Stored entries
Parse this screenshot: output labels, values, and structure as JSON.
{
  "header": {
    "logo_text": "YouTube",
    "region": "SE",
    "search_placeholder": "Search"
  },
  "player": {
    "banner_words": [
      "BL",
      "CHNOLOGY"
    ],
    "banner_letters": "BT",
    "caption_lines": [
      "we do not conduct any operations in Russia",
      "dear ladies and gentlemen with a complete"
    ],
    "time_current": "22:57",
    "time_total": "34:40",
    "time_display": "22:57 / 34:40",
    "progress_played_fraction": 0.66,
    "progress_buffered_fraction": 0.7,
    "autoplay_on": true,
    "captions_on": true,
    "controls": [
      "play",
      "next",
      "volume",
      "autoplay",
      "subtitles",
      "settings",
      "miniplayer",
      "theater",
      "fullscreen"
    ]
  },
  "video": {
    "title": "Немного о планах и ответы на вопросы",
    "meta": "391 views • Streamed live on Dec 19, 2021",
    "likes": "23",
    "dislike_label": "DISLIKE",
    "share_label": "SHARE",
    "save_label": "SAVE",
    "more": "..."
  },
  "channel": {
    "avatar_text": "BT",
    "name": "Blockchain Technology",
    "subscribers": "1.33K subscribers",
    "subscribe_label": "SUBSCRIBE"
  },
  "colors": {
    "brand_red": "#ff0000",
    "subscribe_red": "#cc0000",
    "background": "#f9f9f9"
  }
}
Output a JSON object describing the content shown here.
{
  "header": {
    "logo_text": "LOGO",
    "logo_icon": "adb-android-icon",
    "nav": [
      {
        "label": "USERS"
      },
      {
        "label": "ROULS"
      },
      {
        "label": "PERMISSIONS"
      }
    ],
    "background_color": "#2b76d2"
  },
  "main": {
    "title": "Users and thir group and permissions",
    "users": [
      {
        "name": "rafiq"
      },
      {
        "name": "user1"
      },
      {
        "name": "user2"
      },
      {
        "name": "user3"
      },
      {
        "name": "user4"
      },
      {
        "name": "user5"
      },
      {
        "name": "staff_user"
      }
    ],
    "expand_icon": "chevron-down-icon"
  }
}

_What needs to be done_: All lines that include "name" are to be gathered and copied.

_Task solution_:
    "name": "Blockchain Technology",
        "name": "rafiq"
        "name": "user1"
        "name": "user2"
        "name": "user3"
        "name": "user4"
        "name": "user5"
        "name": "staff_user"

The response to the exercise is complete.